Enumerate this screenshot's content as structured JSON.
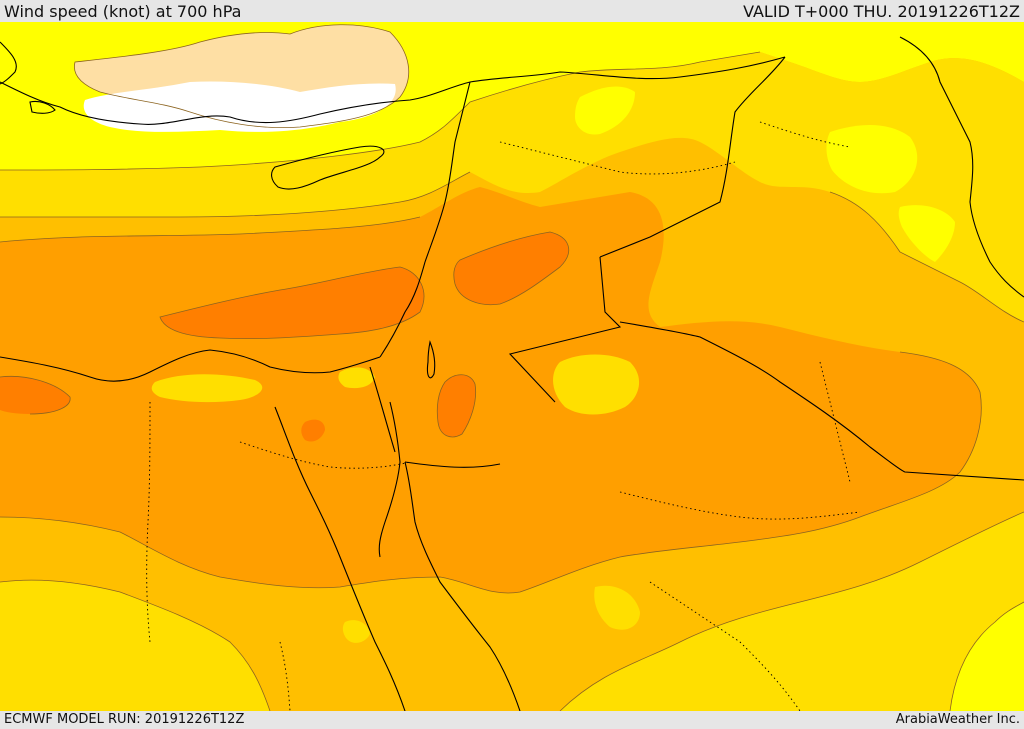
{
  "header": {
    "title": "Wind speed (knot) at 700 hPa",
    "valid": "VALID T+000 THU. 20191226T12Z"
  },
  "footer": {
    "model_run": "ECMWF MODEL RUN: 20191226T12Z",
    "credit": "ArabiaWeather Inc."
  },
  "map": {
    "colors": {
      "white": "#ffffff",
      "peach": "#fedfa4",
      "yellow": "#ffff00",
      "gold": "#ffdf00",
      "amber": "#ffbf00",
      "orange": "#ff9f00",
      "dark_orange": "#ff7f00",
      "coastline": "#000000",
      "contour": "#8c6420"
    }
  }
}
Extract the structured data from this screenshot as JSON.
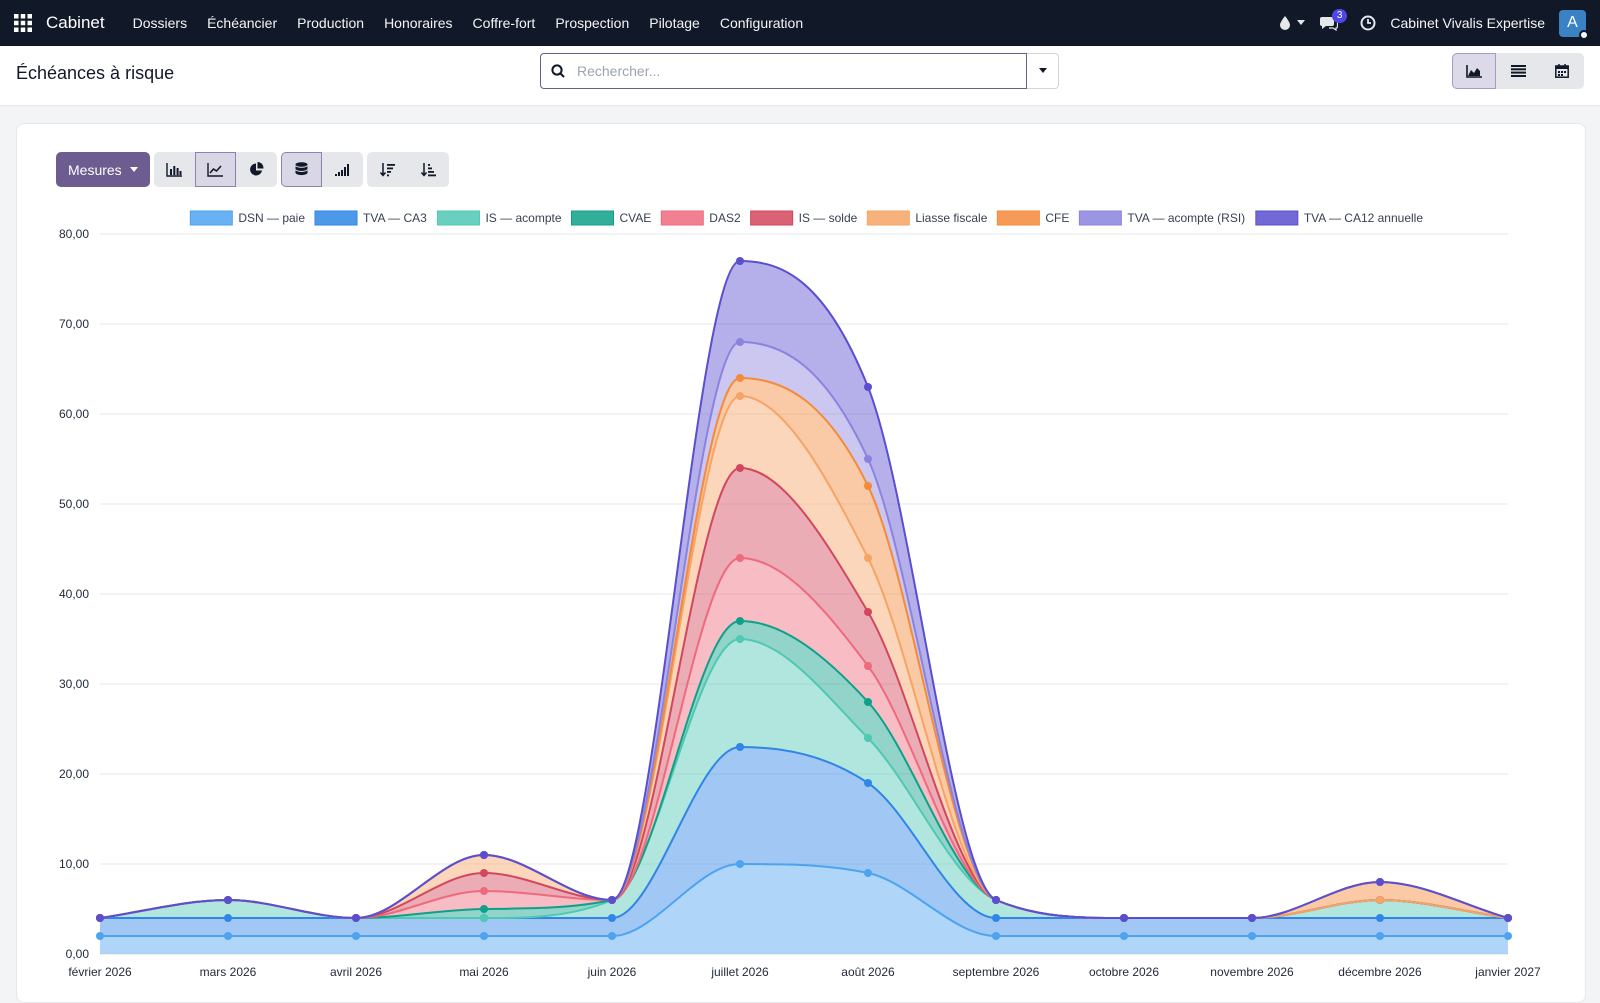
{
  "navbar": {
    "brand": "Cabinet",
    "menu": [
      "Dossiers",
      "Échéancier",
      "Production",
      "Honoraires",
      "Coffre-fort",
      "Prospection",
      "Pilotage",
      "Configuration"
    ],
    "messages_count": "3",
    "company": "Cabinet Vivalis Expertise",
    "avatar_letter": "A"
  },
  "controlbar": {
    "title": "Échéances à risque",
    "search_placeholder": "Rechercher..."
  },
  "toolbar": {
    "measures_label": "Mesures"
  },
  "chart_data": {
    "type": "area",
    "stacked": true,
    "categories": [
      "février 2026",
      "mars 2026",
      "avril 2026",
      "mai 2026",
      "juin 2026",
      "juillet 2026",
      "août 2026",
      "septembre 2026",
      "octobre 2026",
      "novembre 2026",
      "décembre 2026",
      "janvier 2027"
    ],
    "y_ticks": [
      "0,00",
      "10,00",
      "20,00",
      "30,00",
      "40,00",
      "50,00",
      "60,00",
      "70,00",
      "80,00"
    ],
    "ylim": [
      0,
      80
    ],
    "legend_position": "top",
    "grid": true,
    "series": [
      {
        "name": "DSN — paie",
        "color": "#4ea3f0",
        "values": [
          2,
          2,
          2,
          2,
          2,
          10,
          9,
          2,
          2,
          2,
          2,
          2
        ]
      },
      {
        "name": "TVA — CA3",
        "color": "#2f86e6",
        "values": [
          2,
          2,
          2,
          2,
          2,
          13,
          10,
          2,
          2,
          2,
          2,
          2
        ]
      },
      {
        "name": "IS — acompte",
        "color": "#4fc8b4",
        "values": [
          0,
          2,
          0,
          0,
          2,
          12,
          5,
          2,
          0,
          0,
          2,
          0
        ]
      },
      {
        "name": "CVAE",
        "color": "#0fa08a",
        "values": [
          0,
          0,
          0,
          1,
          0,
          2,
          4,
          0,
          0,
          0,
          0,
          0
        ]
      },
      {
        "name": "DAS2",
        "color": "#ee6a7c",
        "values": [
          0,
          0,
          0,
          2,
          0,
          7,
          4,
          0,
          0,
          0,
          0,
          0
        ]
      },
      {
        "name": "IS — solde",
        "color": "#d2475e",
        "values": [
          0,
          0,
          0,
          2,
          0,
          10,
          6,
          0,
          0,
          0,
          0,
          0
        ]
      },
      {
        "name": "Liasse fiscale",
        "color": "#f6a465",
        "values": [
          0,
          0,
          0,
          2,
          0,
          8,
          6,
          0,
          0,
          0,
          0,
          0
        ]
      },
      {
        "name": "CFE",
        "color": "#f48a3a",
        "values": [
          0,
          0,
          0,
          0,
          0,
          2,
          8,
          0,
          0,
          0,
          2,
          0
        ]
      },
      {
        "name": "TVA — acompte (RSI)",
        "color": "#8b83de",
        "values": [
          0,
          0,
          0,
          0,
          0,
          4,
          3,
          0,
          0,
          0,
          0,
          0
        ]
      },
      {
        "name": "TVA — CA12 annuelle",
        "color": "#5a4fcf",
        "values": [
          0,
          0,
          0,
          0,
          0,
          9,
          8,
          0,
          0,
          0,
          0,
          0
        ]
      }
    ]
  }
}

-=-=-=-=-

Instructions to follow :: All the records above need to be given again word for word. Skip the pictures.

Full solution ::
Enumerate this screenshot's content as structured JSON.
{
  "header": {
    "title": "Wind speed (knot) at 700 hPa",
    "valid": "VALID T+000 THU. 20191226T12Z"
  },
  "footer": {
    "model_run": "ECMWF MODEL RUN: 20191226T12Z",
    "credit": "ArabiaWeather Inc."
  },
  "map": {
    "colors": {
      "white": "#ffffff",
      "peach": "#fedfa4",
      "yellow": "#ffff00",
      "gold": "#ffdf00",
      "amber": "#ffbf00",
      "orange": "#ff9f00",
      "dark_orange": "#ff7f00",
      "coastline": "#000000",
      "contour": "#8c6420"
    }
  }
}
Extract the structured data from this screenshot as JSON.
{
  "navbar": {
    "brand": "Cabinet",
    "menu": [
      "Dossiers",
      "Échéancier",
      "Production",
      "Honoraires",
      "Coffre-fort",
      "Prospection",
      "Pilotage",
      "Configuration"
    ],
    "messages_count": "3",
    "company": "Cabinet Vivalis Expertise",
    "avatar_letter": "A"
  },
  "controlbar": {
    "title": "Échéances à risque",
    "search_placeholder": "Rechercher..."
  },
  "toolbar": {
    "measures_label": "Mesures"
  },
  "chart_data": {
    "type": "area",
    "stacked": true,
    "categories": [
      "février 2026",
      "mars 2026",
      "avril 2026",
      "mai 2026",
      "juin 2026",
      "juillet 2026",
      "août 2026",
      "septembre 2026",
      "octobre 2026",
      "novembre 2026",
      "décembre 2026",
      "janvier 2027"
    ],
    "y_ticks": [
      "0,00",
      "10,00",
      "20,00",
      "30,00",
      "40,00",
      "50,00",
      "60,00",
      "70,00",
      "80,00"
    ],
    "ylim": [
      0,
      80
    ],
    "legend_position": "top",
    "grid": true,
    "series": [
      {
        "name": "DSN — paie",
        "color": "#4ea3f0",
        "values": [
          2,
          2,
          2,
          2,
          2,
          10,
          9,
          2,
          2,
          2,
          2,
          2
        ]
      },
      {
        "name": "TVA — CA3",
        "color": "#2f86e6",
        "values": [
          2,
          2,
          2,
          2,
          2,
          13,
          10,
          2,
          2,
          2,
          2,
          2
        ]
      },
      {
        "name": "IS — acompte",
        "color": "#4fc8b4",
        "values": [
          0,
          2,
          0,
          0,
          2,
          12,
          5,
          2,
          0,
          0,
          2,
          0
        ]
      },
      {
        "name": "CVAE",
        "color": "#0fa08a",
        "values": [
          0,
          0,
          0,
          1,
          0,
          2,
          4,
          0,
          0,
          0,
          0,
          0
        ]
      },
      {
        "name": "DAS2",
        "color": "#ee6a7c",
        "values": [
          0,
          0,
          0,
          2,
          0,
          7,
          4,
          0,
          0,
          0,
          0,
          0
        ]
      },
      {
        "name": "IS — solde",
        "color": "#d2475e",
        "values": [
          0,
          0,
          0,
          2,
          0,
          10,
          6,
          0,
          0,
          0,
          0,
          0
        ]
      },
      {
        "name": "Liasse fiscale",
        "color": "#f6a465",
        "values": [
          0,
          0,
          0,
          2,
          0,
          8,
          6,
          0,
          0,
          0,
          0,
          0
        ]
      },
      {
        "name": "CFE",
        "color": "#f48a3a",
        "values": [
          0,
          0,
          0,
          0,
          0,
          2,
          8,
          0,
          0,
          0,
          2,
          0
        ]
      },
      {
        "name": "TVA — acompte (RSI)",
        "color": "#8b83de",
        "values": [
          0,
          0,
          0,
          0,
          0,
          4,
          3,
          0,
          0,
          0,
          0,
          0
        ]
      },
      {
        "name": "TVA — CA12 annuelle",
        "color": "#5a4fcf",
        "values": [
          0,
          0,
          0,
          0,
          0,
          9,
          8,
          0,
          0,
          0,
          0,
          0
        ]
      }
    ]
  }
}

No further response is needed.